WHAT TO PRODUCE: Can you pull out each line of the data below that includes the word "Delež"?
___ DATA PROVIDED ___
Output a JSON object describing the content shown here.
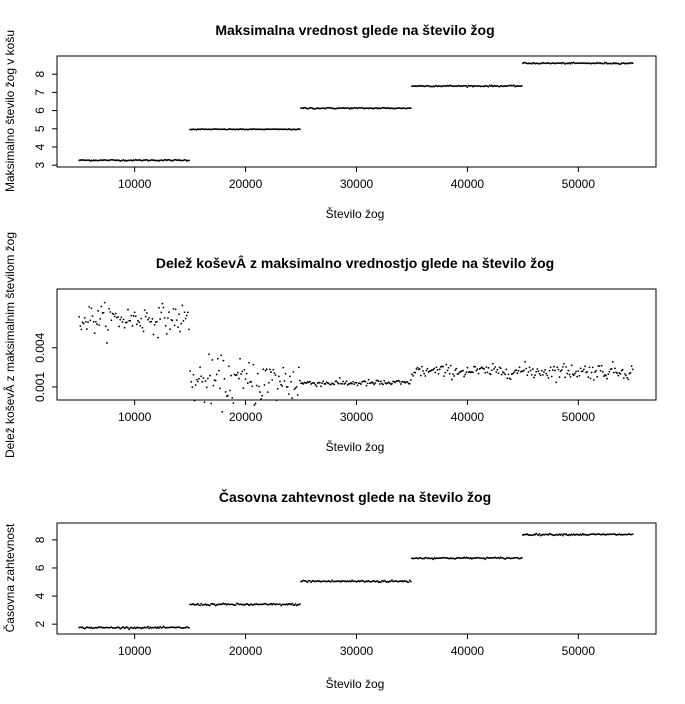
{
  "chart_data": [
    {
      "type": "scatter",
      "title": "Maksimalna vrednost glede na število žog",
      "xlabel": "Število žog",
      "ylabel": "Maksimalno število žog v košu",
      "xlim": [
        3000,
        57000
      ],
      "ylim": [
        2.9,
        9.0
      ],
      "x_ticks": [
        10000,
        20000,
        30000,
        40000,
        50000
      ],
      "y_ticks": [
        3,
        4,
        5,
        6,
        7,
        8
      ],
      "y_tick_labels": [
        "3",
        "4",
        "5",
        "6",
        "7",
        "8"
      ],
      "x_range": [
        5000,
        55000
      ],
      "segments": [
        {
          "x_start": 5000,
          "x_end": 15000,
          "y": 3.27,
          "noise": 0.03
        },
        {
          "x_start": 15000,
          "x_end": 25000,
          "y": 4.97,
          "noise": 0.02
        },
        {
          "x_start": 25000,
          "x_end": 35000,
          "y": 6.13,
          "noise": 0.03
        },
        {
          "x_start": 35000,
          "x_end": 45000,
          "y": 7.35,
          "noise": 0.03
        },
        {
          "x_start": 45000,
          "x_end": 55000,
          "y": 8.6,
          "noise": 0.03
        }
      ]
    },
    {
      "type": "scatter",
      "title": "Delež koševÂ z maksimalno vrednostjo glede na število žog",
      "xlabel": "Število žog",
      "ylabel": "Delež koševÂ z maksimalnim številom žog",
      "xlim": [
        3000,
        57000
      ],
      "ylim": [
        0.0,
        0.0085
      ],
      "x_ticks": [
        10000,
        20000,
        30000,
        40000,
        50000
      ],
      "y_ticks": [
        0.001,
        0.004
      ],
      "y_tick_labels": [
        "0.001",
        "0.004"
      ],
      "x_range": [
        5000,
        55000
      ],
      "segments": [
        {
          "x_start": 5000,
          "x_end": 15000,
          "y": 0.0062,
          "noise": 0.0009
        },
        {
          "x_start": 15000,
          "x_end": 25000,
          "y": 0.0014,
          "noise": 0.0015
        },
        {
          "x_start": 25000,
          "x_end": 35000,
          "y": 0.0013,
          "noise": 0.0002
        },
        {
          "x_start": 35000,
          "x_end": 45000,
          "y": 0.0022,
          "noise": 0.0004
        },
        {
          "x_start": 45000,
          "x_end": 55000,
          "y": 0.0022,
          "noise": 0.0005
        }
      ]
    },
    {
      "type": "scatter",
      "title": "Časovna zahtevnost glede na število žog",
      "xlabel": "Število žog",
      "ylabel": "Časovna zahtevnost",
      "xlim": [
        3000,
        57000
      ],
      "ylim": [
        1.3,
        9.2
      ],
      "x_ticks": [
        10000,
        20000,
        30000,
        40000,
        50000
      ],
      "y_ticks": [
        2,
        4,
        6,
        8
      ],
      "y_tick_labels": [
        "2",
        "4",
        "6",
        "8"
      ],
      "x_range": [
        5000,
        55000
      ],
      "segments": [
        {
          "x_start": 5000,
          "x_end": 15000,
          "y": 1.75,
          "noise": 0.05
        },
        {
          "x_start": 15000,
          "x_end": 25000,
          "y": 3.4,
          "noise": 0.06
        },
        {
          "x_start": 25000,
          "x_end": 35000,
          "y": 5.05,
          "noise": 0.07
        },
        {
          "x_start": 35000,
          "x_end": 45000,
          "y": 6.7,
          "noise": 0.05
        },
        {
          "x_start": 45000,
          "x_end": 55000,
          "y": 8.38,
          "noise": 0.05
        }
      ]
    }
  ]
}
___
FULL SOLUTION:
      "title": "Delež koševÂ z maksimalno vrednostjo glede na število žog",
      "ylabel": "Delež koševÂ z maksimalnim številom žog",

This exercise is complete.